→ **Exercise brief**:
Set down the material below line for line, without changing anything, and leave out the pictures.

== Records shown

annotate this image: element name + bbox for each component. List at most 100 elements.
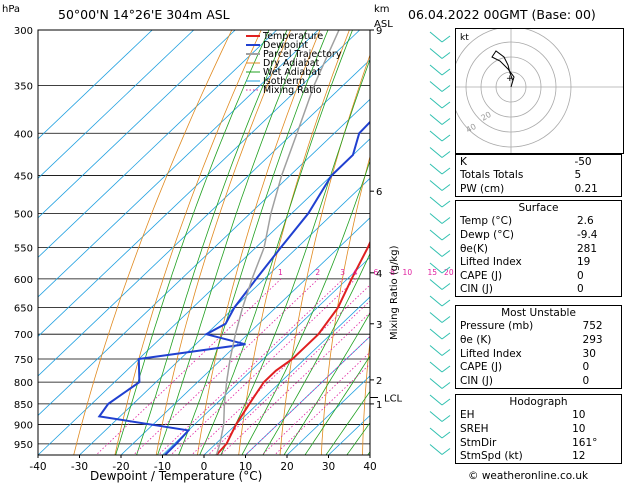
wind-barb [441,398,451,406]
surface-label: θe(K) [460,242,488,255]
mixing-ratio-label: 6 [374,268,379,277]
wind-barb [441,151,451,158]
mixing-ratio-label: 20 [444,268,454,277]
isotherm-line [38,138,370,455]
surface-value: 0 [577,283,584,296]
index-label: PW (cm) [460,182,505,195]
dry-adiabat-line [320,154,370,455]
table-row: SREH 10 [456,422,622,436]
wind-barb [429,411,443,422]
mu-label: CAPE (J) [460,361,503,374]
lcl-label: LCL [384,394,403,405]
km-tick-label: 3 [376,320,382,331]
wind-barb [441,85,451,92]
isotherm-line [38,30,319,298]
wind-barb [429,64,443,76]
surface-label: Lifted Index [460,256,522,269]
section-title: Most Unstable [501,306,576,319]
hodo-label: SREH [460,422,489,435]
isotherm-line [38,30,236,219]
hodograph-ring-label: 20 [480,110,493,123]
hodograph-unit: kt [460,33,469,43]
wind-barb [429,229,443,241]
chart-axes: 1234681015202530035040045050055060065070… [14,26,466,473]
wind-barb [441,299,451,307]
surface-value: -9.4 [577,228,598,241]
wind-barb [429,394,443,406]
isotherm-line [245,335,370,455]
wind-barb [441,200,451,208]
index-value: -50 [574,155,592,168]
surface-label: Temp (°C) [460,215,513,228]
dry-adiabat-line [362,337,370,455]
chart-grid [38,30,370,455]
km-tick-label: 2 [376,376,382,387]
wind-barb [429,130,443,142]
wet-adiabat-line [262,252,370,455]
table-row: Surface [456,201,622,215]
wind-barb [441,233,451,241]
wind-barb [429,180,443,191]
table-row: Pressure (mb) 752 [456,320,622,334]
table-row: Lifted Index 19 [456,255,622,269]
mu-label: θe (K) [460,333,492,346]
watermark[interactable]: © weatheronline.co.uk [468,470,589,482]
x-tick-label: -30 [71,461,88,473]
storm-motion-marker: + [506,74,514,84]
legend-label: Isotherm [263,76,305,87]
surface-value: 2.6 [577,215,594,228]
mixing-ratio-label: 3 [340,268,345,277]
x-tick-label: 30 [322,461,335,473]
asl-unit: ASL [374,19,393,30]
table-row: EH 10 [456,409,622,423]
mu-value: 0 [582,361,590,374]
index-value: 0.21 [574,182,598,195]
mixing-ratio-label: 2 [315,268,320,277]
km-tick-label: 4 [376,269,382,280]
x-tick-label: 10 [239,461,252,473]
wind-barb [429,246,443,257]
table-row: Totals Totals 5 [456,169,622,183]
mixing-ratio-line [261,351,370,455]
mu-value: 0 [582,374,590,387]
pressure-tick-label: 550 [14,244,33,255]
mixing-ratio-axis-label: Mixing Ratio (g/kg) [389,245,400,340]
wind-barb [441,167,451,175]
table-row: StmDir 161° [456,436,622,450]
wind-barb [441,431,451,439]
wet-adiabat-line [304,355,370,455]
isotherm-line [286,375,370,455]
mixing-ratio-label: 8 [390,268,395,277]
x-tick-label: 0 [201,461,208,473]
mu-label: Pressure (mb) [460,320,534,333]
wind-barbs [429,31,451,455]
isotherm-line [38,30,361,337]
wind-barb [441,332,451,340]
hodograph-trace [491,50,515,88]
surface-label: CAPE (J) [460,269,503,282]
wet-adiabat-line [283,312,370,455]
mu-value: 293 [582,333,603,346]
legend-label: Dewpoint [263,40,308,51]
km-unit: km [374,4,390,15]
hodo-label: StmDir [460,436,497,449]
surface-table: Surface Temp (°C) 2.6 Dewp (°C) -9.4 θe(K)… [455,200,622,298]
dry-adiabat-line [114,30,262,455]
wind-barb [441,448,451,455]
x-tick-label: -10 [154,461,171,473]
wind-barb [441,283,451,290]
wind-barb [441,134,451,142]
hodograph-panel: kt 20 40 + [450,26,624,154]
pressure-tick-label: 700 [14,330,33,341]
dry-adiabat-line [73,30,233,455]
wet-adiabat-line [325,390,370,455]
isotherm-line [162,256,370,455]
hodo-value: 161° [572,436,598,449]
wind-barb [429,444,443,455]
most-unstable-table: Most Unstable Pressure (mb) 752 θe (K) 293… [455,305,622,389]
mixing-ratio-line [158,278,344,455]
legend-label: Mixing Ratio [263,85,322,96]
wind-barb [429,48,443,59]
x-tick-label: 40 [363,461,376,473]
table-row: CAPE (J) 0 [456,269,622,283]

====

→ **Exercise output**:
annotate this image: element name + bbox for each component. List at most 100 elements.
wind-barb [441,398,451,406]
surface-label: θe(K) [460,242,488,255]
mixing-ratio-label: 6 [374,268,379,277]
wind-barb [441,151,451,158]
mixing-ratio-label: 20 [444,268,454,277]
isotherm-line [38,138,370,455]
surface-value: 0 [577,283,584,296]
index-label: PW (cm) [460,182,505,195]
dry-adiabat-line [320,154,370,455]
table-row: SREH 10 [456,422,622,436]
wind-barb [429,411,443,422]
mu-label: CAPE (J) [460,361,503,374]
lcl-label: LCL [384,394,403,405]
km-tick-label: 3 [376,320,382,331]
wind-barb [441,85,451,92]
isotherm-line [38,30,319,298]
wind-barb [429,64,443,76]
surface-label: Lifted Index [460,256,522,269]
section-title: Most Unstable [501,306,576,319]
hodo-label: SREH [460,422,489,435]
isotherm-line [38,30,236,219]
hodograph-ring-label: 20 [480,110,493,123]
hodograph-unit: kt [460,33,469,43]
wind-barb [429,229,443,241]
chart-axes: 1234681015202530035040045050055060065070… [14,26,466,473]
wind-barb [441,299,451,307]
surface-value: -9.4 [577,228,598,241]
wind-barb [429,394,443,406]
isotherm-line [245,335,370,455]
wind-barb [441,200,451,208]
index-value: -50 [574,155,592,168]
surface-label: Temp (°C) [460,215,513,228]
dry-adiabat-line [362,337,370,455]
chart-grid [38,30,370,455]
km-tick-label: 2 [376,376,382,387]
wind-barb [429,130,443,142]
wet-adiabat-line [262,252,370,455]
table-row: Surface [456,201,622,215]
wind-barb [441,233,451,241]
wind-barb [429,180,443,191]
table-row: Pressure (mb) 752 [456,320,622,334]
table-row: Lifted Index 19 [456,255,622,269]
mu-label: θe (K) [460,333,492,346]
watermark[interactable]: © weatheronline.co.uk [468,470,589,482]
x-tick-label: -30 [71,461,88,473]
storm-motion-marker: + [506,74,514,84]
legend-label: Isotherm [263,76,305,87]
surface-value: 2.6 [577,215,594,228]
mixing-ratio-label: 3 [340,268,345,277]
x-tick-label: 30 [322,461,335,473]
asl-unit: ASL [374,19,393,30]
table-row: EH 10 [456,409,622,423]
mu-value: 0 [582,361,590,374]
index-value: 0.21 [574,182,598,195]
mixing-ratio-label: 2 [315,268,320,277]
km-tick-label: 4 [376,269,382,280]
x-tick-label: 10 [239,461,252,473]
wind-barb [429,246,443,257]
table-row: Totals Totals 5 [456,169,622,183]
mixing-ratio-line [261,351,370,455]
mu-value: 0 [582,374,590,387]
pressure-tick-label: 550 [14,244,33,255]
mixing-ratio-axis-label: Mixing Ratio (g/kg) [389,245,400,340]
wind-barb [441,167,451,175]
table-row: StmDir 161° [456,436,622,450]
wind-barb [441,431,451,439]
wet-adiabat-line [304,355,370,455]
isotherm-line [286,375,370,455]
mixing-ratio-label: 8 [390,268,395,277]
x-tick-label: 0 [201,461,208,473]
mu-label: Pressure (mb) [460,320,534,333]
wind-barbs [429,31,451,455]
isotherm-line [38,30,361,337]
wind-barb [441,332,451,340]
hodograph-trace [491,50,515,88]
surface-label: CAPE (J) [460,269,503,282]
wet-adiabat-line [283,312,370,455]
mu-value: 293 [582,333,603,346]
legend-label: Dewpoint [263,40,308,51]
km-unit: km [374,4,390,15]
hodo-label: StmDir [460,436,497,449]
surface-table: Surface Temp (°C) 2.6 Dewp (°C) -9.4 θe(K)… [455,200,622,298]
dry-adiabat-line [114,30,262,455]
wind-barb [441,448,451,455]
x-tick-label: -10 [154,461,171,473]
wind-barb [441,283,451,290]
wind-barb [441,134,451,142]
hodograph-panel: kt 20 40 + [450,26,624,154]
pressure-tick-label: 700 [14,330,33,341]
dry-adiabat-line [73,30,233,455]
wet-adiabat-line [325,390,370,455]
isotherm-line [162,256,370,455]
hodo-value: 161° [572,436,598,449]
wind-barb [429,444,443,455]
most-unstable-table: Most Unstable Pressure (mb) 752 θe (K) 293… [455,305,622,389]
mixing-ratio-line [158,278,344,455]
legend-label: Mixing Ratio [263,85,322,96]
wind-barb [429,48,443,59]
x-tick-label: 40 [363,461,376,473]
table-row: CAPE (J) 0 [456,269,622,283]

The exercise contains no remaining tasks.